Your instructions =>
Wherever the string "JSON" appears, copy the whole line.
-*-
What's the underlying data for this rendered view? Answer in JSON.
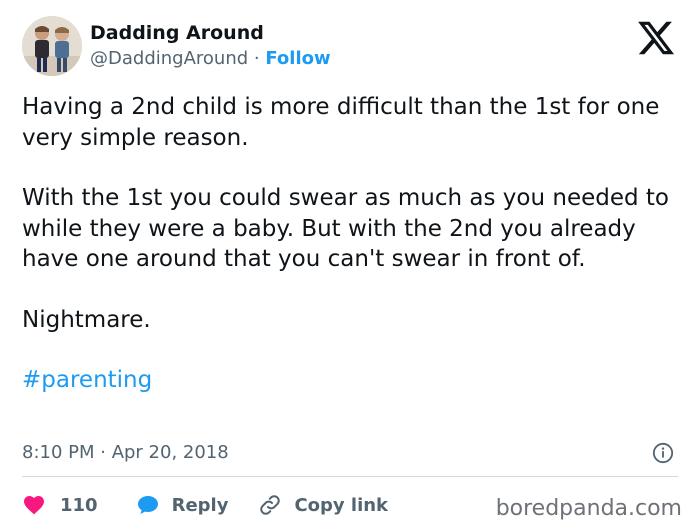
{
  "author": {
    "name": "Dadding Around",
    "handle": "@DaddingAround",
    "separator": "·",
    "follow_label": "Follow"
  },
  "tweet": {
    "paragraphs": [
      "Having a 2nd child is more difficult than the 1st for one very simple reason.",
      "With the 1st you could swear as much as you needed to while they were a baby. But with the 2nd you already have one around that you can't swear in front of.",
      "Nightmare."
    ],
    "hashtag": "#parenting",
    "timestamp": "8:10 PM · Apr 20, 2018"
  },
  "actions": {
    "likes": "110",
    "reply_label": "Reply",
    "copy_label": "Copy link"
  },
  "watermark": "boredpanda.com",
  "icons": {
    "like": "heart-icon",
    "reply": "speech-bubble-icon",
    "copy": "link-icon",
    "info": "info-icon",
    "logo": "x-logo-icon"
  },
  "colors": {
    "accent": "#1d9bf0",
    "like": "#f91880",
    "text": "#0f1419",
    "muted": "#536471"
  }
}
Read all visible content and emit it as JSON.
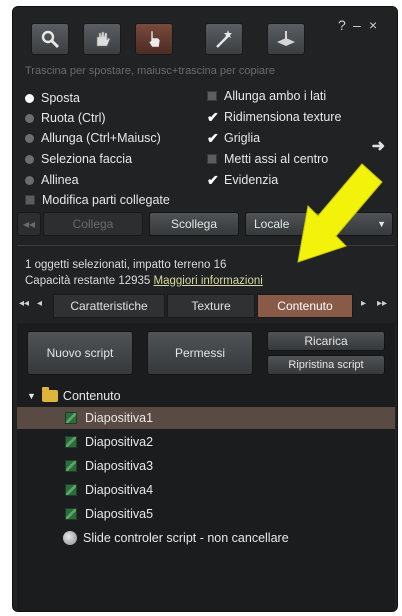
{
  "toolbar": {
    "tools": [
      {
        "icon": "magnifier-icon",
        "label": "focus"
      },
      {
        "icon": "hand-icon",
        "label": "move"
      },
      {
        "icon": "pointing-hand-icon",
        "label": "edit"
      },
      {
        "icon": "magic-wand-icon",
        "label": "create"
      },
      {
        "icon": "plane-icon",
        "label": "land"
      }
    ],
    "active_index": 2,
    "help_label": "?",
    "minimize_label": "–",
    "close_label": "×"
  },
  "hint": "Trascina per spostare, maiusc+trascina per copiare",
  "options_left": [
    {
      "label": "Sposta",
      "selected": true
    },
    {
      "label": "Ruota (Ctrl)",
      "selected": false
    },
    {
      "label": "Allunga (Ctrl+Maiusc)",
      "selected": false
    },
    {
      "label": "Seleziona faccia",
      "selected": false
    },
    {
      "label": "Allinea",
      "selected": false
    }
  ],
  "edit_linked": {
    "label": "Modifica parti collegate",
    "checked": false
  },
  "options_right": [
    {
      "label": "Allunga ambo i lati",
      "checked": false
    },
    {
      "label": "Ridimensiona texture",
      "checked": true
    },
    {
      "label": "Griglia",
      "checked": true
    },
    {
      "label": "Metti assi al centro",
      "checked": false
    },
    {
      "label": "Evidenzia",
      "checked": true
    }
  ],
  "link_row": {
    "link_label": "Collega",
    "unlink_label": "Scollega",
    "dropdown_value": "Locale"
  },
  "status": {
    "line1": "1 oggetti selezionati, impatto terreno 16",
    "line2_prefix": "Capacità restante 12935",
    "more_info_link": "Maggiori informazioni"
  },
  "tabs": [
    {
      "label": "Caratteristiche",
      "active": false
    },
    {
      "label": "Texture",
      "active": false
    },
    {
      "label": "Contenuto",
      "active": true
    }
  ],
  "content_buttons": {
    "new_script": "Nuovo script",
    "permissions": "Permessi",
    "refresh": "Ricarica",
    "reset_scripts": "Ripristina script"
  },
  "tree": {
    "root_label": "Contenuto",
    "items": [
      {
        "label": "Diapositiva1",
        "selected": true,
        "icon": "script-icon"
      },
      {
        "label": "Diapositiva2",
        "selected": false,
        "icon": "script-icon"
      },
      {
        "label": "Diapositiva3",
        "selected": false,
        "icon": "script-icon"
      },
      {
        "label": "Diapositiva4",
        "selected": false,
        "icon": "script-icon"
      },
      {
        "label": "Diapositiva5",
        "selected": false,
        "icon": "script-icon"
      },
      {
        "label": "Slide controler script - non cancellare",
        "selected": false,
        "icon": "object-icon"
      }
    ]
  },
  "colors": {
    "panel_bg": "#202224",
    "active_tab": "#8a5a48",
    "selected_row": "#5a4a44",
    "annotation_arrow": "#f2f20a"
  }
}
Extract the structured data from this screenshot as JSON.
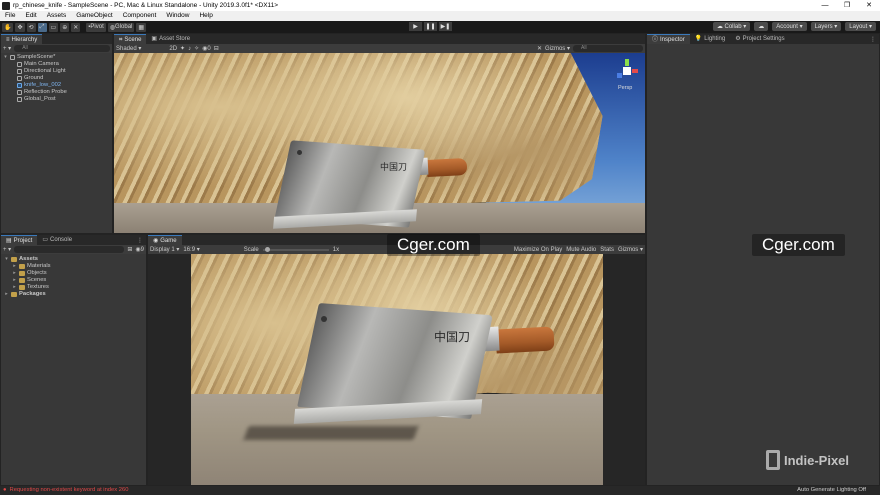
-*-
Output of the exercise =>
What's the underlying data for this rendered view? Answer in JSON.
Read all visible content and emit it as JSON.
Extract the structured data from this screenshot as JSON.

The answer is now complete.